**REQUEST:**
Count how many lines contain the word "Parkhurst". Please give only the number.

**EXERCISE MATERIALS:**
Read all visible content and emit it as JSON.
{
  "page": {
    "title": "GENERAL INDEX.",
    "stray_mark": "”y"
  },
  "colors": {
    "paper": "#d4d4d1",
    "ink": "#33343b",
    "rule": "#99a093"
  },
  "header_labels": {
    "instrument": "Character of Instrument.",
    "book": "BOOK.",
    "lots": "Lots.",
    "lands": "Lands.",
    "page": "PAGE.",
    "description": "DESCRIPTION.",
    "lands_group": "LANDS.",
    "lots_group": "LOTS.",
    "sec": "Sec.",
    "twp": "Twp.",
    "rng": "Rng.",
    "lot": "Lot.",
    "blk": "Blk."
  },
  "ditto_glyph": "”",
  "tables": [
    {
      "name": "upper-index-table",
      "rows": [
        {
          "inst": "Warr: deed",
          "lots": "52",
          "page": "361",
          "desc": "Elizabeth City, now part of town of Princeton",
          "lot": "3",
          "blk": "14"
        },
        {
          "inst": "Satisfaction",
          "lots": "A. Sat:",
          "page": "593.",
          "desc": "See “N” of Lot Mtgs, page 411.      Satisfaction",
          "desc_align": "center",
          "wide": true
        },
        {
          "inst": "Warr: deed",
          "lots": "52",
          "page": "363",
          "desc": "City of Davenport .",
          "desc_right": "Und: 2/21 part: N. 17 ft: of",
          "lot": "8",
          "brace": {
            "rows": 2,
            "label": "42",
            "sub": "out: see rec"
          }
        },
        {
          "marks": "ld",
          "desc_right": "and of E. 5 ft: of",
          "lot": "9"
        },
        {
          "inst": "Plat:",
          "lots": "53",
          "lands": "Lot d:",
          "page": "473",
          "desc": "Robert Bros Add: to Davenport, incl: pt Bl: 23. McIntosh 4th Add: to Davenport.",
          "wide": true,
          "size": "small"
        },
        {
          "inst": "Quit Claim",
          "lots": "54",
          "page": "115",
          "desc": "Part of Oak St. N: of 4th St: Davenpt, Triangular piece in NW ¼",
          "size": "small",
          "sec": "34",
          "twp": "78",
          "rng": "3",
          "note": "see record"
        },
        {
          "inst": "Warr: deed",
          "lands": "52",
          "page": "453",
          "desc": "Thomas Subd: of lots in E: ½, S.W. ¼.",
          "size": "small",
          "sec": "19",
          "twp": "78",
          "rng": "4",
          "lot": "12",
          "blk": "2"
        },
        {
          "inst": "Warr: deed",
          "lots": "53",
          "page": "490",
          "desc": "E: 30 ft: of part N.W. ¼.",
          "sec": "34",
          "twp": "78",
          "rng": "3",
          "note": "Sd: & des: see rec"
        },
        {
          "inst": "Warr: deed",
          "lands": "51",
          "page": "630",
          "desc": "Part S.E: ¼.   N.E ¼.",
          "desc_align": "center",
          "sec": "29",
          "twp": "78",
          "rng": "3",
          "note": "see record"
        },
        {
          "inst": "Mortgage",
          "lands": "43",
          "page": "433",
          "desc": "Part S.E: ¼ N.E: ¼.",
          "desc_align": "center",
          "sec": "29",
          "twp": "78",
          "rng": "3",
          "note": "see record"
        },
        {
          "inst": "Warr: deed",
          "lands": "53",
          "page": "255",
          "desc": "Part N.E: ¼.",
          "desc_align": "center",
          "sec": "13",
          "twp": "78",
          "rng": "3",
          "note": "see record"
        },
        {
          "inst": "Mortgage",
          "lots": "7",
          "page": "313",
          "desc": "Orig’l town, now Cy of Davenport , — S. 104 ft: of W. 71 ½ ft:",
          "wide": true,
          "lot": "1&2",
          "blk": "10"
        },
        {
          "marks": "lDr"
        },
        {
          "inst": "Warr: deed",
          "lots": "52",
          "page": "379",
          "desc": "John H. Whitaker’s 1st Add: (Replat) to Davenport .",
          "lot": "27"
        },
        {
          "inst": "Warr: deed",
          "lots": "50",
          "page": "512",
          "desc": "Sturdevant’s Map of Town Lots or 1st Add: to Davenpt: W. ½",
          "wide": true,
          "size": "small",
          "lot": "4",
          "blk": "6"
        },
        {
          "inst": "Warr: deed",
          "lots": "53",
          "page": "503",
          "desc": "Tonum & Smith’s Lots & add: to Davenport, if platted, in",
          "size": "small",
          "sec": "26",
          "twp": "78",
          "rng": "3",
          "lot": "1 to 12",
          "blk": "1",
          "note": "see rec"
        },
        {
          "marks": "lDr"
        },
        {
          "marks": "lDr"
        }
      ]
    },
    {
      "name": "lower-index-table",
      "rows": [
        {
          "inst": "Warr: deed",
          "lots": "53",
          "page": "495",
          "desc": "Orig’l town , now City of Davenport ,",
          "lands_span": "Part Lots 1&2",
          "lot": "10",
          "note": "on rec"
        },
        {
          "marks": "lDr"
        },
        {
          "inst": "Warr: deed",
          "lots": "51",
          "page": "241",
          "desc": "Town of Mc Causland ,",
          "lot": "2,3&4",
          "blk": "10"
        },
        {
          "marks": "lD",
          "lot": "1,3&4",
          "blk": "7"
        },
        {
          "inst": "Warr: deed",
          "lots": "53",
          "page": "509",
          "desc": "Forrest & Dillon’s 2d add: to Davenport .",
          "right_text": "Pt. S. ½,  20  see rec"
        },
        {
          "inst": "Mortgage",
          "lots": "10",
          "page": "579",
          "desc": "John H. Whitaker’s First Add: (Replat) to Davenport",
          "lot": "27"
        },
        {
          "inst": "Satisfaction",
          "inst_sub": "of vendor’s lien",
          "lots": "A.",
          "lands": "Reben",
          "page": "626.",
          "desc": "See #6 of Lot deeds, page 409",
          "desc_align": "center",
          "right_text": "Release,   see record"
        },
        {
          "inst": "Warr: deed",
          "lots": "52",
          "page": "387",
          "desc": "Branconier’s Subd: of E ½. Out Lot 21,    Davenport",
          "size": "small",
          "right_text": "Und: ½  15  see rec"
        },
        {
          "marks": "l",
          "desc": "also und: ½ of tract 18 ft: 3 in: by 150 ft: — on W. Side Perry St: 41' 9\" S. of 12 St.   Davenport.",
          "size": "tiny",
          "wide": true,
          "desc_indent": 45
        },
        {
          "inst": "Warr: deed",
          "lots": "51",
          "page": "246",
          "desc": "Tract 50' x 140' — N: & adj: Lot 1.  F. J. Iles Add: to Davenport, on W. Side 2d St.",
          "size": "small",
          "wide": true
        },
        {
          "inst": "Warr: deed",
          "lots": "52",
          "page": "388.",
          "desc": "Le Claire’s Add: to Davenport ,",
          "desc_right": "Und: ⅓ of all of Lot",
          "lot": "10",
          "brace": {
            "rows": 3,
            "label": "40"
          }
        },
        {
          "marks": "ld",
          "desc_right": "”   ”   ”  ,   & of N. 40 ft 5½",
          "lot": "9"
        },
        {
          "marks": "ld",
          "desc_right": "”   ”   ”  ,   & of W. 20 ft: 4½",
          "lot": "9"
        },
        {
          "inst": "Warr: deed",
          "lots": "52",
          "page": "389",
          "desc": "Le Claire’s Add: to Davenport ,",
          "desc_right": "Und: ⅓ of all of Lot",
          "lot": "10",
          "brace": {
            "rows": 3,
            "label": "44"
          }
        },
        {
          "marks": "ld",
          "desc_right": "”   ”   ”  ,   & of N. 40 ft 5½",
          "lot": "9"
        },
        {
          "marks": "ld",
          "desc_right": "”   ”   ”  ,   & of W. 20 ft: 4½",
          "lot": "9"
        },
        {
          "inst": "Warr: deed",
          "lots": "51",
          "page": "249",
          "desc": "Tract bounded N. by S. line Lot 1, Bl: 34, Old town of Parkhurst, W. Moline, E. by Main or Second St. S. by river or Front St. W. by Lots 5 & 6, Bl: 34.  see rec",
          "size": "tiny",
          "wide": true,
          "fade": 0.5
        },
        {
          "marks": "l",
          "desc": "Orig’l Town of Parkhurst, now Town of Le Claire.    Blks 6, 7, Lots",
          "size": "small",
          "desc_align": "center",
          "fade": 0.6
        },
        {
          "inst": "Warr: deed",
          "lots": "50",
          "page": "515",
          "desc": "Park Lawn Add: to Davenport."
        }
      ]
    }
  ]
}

**EXERCISE ANSWER:**
2